▸ DIRECTIVE
Identify the lines that contain the word "name" and copy each one.
--- start RECORDS SHOWN ---
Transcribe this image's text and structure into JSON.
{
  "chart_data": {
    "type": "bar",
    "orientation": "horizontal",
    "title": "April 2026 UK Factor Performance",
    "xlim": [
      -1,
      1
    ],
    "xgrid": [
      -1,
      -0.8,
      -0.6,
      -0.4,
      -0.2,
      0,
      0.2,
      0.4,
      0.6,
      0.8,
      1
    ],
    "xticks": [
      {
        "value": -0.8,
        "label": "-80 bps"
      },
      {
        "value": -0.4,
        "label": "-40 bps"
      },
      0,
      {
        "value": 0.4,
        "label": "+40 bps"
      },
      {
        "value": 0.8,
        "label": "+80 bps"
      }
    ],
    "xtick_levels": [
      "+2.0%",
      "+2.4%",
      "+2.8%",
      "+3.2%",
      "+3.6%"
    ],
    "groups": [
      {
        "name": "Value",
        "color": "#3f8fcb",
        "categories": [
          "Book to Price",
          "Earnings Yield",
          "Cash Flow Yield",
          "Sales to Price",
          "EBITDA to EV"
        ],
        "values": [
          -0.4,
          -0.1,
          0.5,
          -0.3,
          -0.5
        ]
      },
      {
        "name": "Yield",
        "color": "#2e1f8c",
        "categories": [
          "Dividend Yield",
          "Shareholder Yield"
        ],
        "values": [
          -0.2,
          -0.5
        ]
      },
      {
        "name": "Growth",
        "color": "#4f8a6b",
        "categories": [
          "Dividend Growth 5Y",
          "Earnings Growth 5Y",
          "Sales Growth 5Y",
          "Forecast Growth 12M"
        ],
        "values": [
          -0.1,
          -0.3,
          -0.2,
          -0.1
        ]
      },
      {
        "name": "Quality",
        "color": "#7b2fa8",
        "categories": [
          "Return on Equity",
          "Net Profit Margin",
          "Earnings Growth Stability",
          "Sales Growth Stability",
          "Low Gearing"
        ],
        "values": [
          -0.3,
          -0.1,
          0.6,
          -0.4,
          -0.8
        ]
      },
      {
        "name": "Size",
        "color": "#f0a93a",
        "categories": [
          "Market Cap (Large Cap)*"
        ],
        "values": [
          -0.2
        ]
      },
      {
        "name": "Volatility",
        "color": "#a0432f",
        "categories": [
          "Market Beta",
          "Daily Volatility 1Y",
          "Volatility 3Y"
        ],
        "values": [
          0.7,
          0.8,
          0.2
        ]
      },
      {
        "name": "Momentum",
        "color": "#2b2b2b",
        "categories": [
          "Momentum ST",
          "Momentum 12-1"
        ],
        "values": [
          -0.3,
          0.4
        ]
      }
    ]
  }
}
--- end RECORDS SHOWN ---
▸ CORRECT ANSWER
        "name": "Value",
        "name": "Yield",
        "name": "Growth",
        "name": "Quality",
        "name": "Size",
        "name": "Volatility",
        "name": "Momentum",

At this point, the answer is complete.